#### SUPPLIED RECORDS ####

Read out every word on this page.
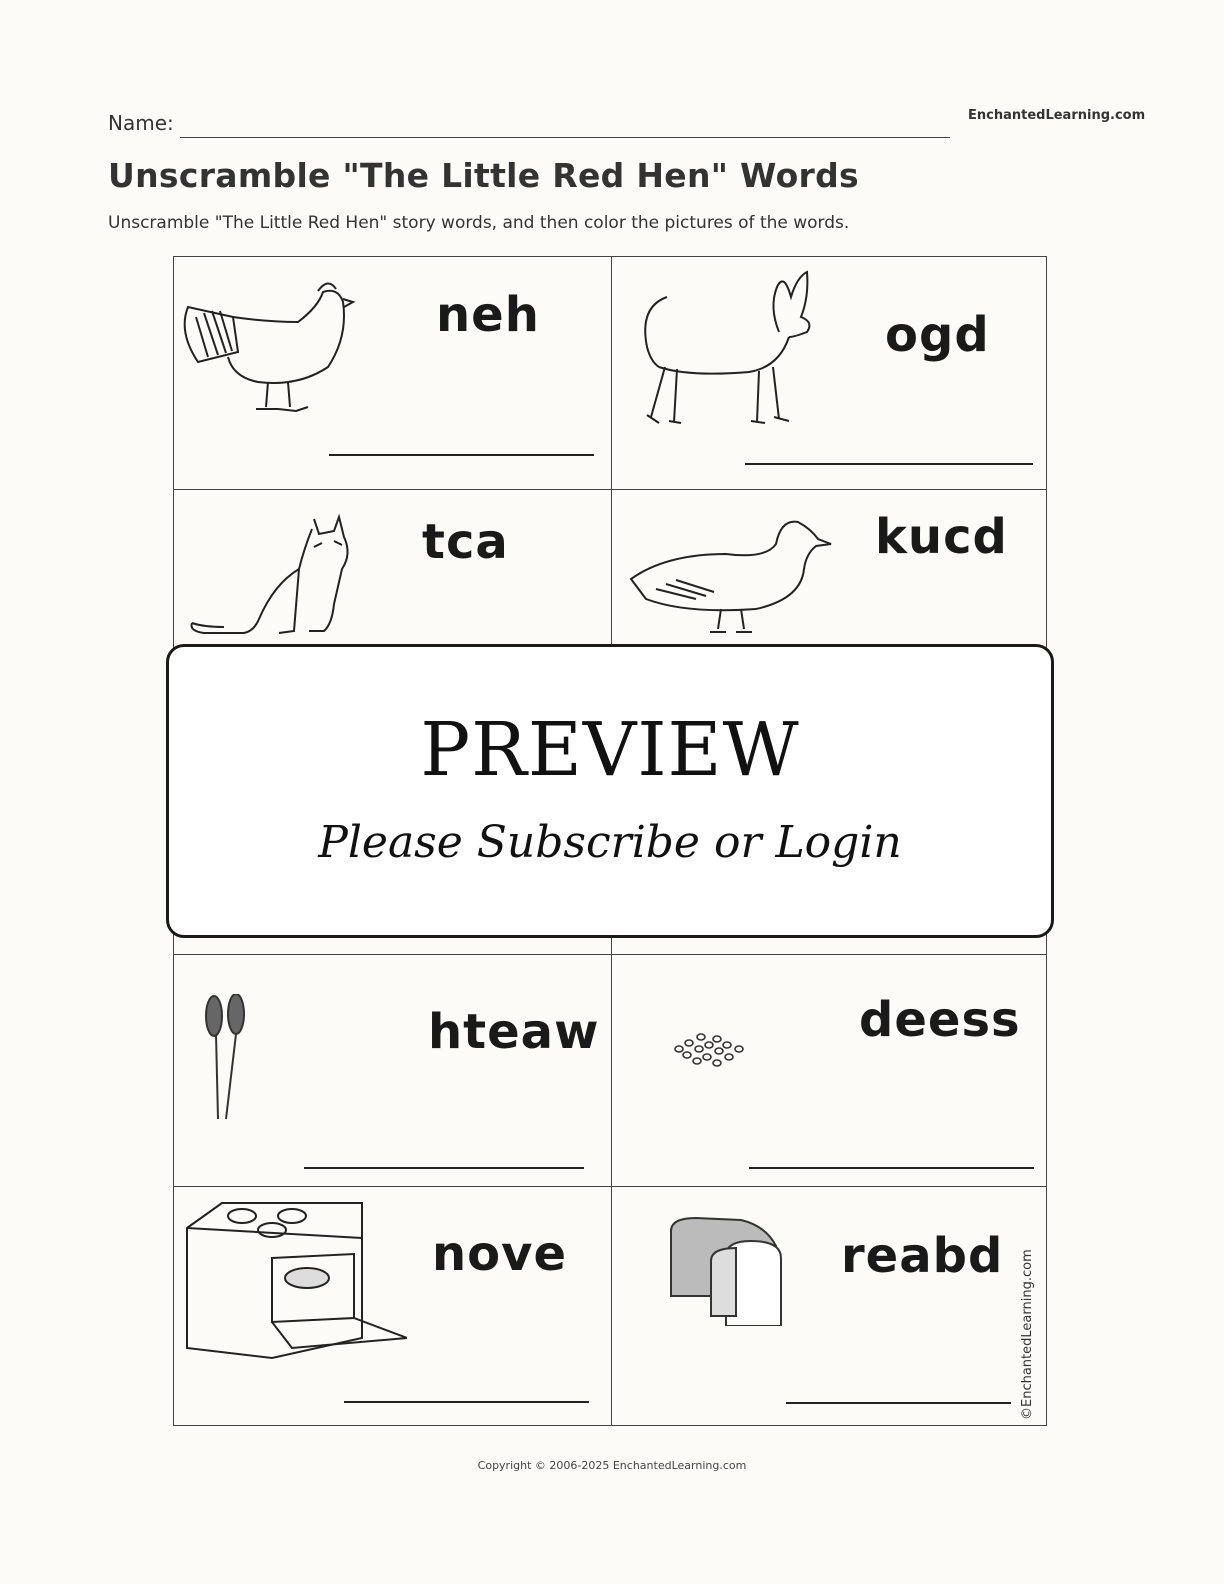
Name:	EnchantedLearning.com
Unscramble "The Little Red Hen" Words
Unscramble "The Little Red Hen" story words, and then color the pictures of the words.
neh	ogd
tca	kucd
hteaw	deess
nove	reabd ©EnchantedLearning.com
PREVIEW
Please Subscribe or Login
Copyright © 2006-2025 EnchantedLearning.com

####

**DIRECTION**. The listing above must be printed again exactly, minus its pictures.

**TASK ANSWER**.
Read out every word on this page.
Name:	EnchantedLearning.com
Unscramble "The Little Red Hen" Words
Unscramble "The Little Red Hen" story words, and then color the pictures of the words.
neh	ogd
tca	kucd
hteaw	deess
nove	reabd ©EnchantedLearning.com
PREVIEW
Please Subscribe or Login
Copyright © 2006-2025 EnchantedLearning.com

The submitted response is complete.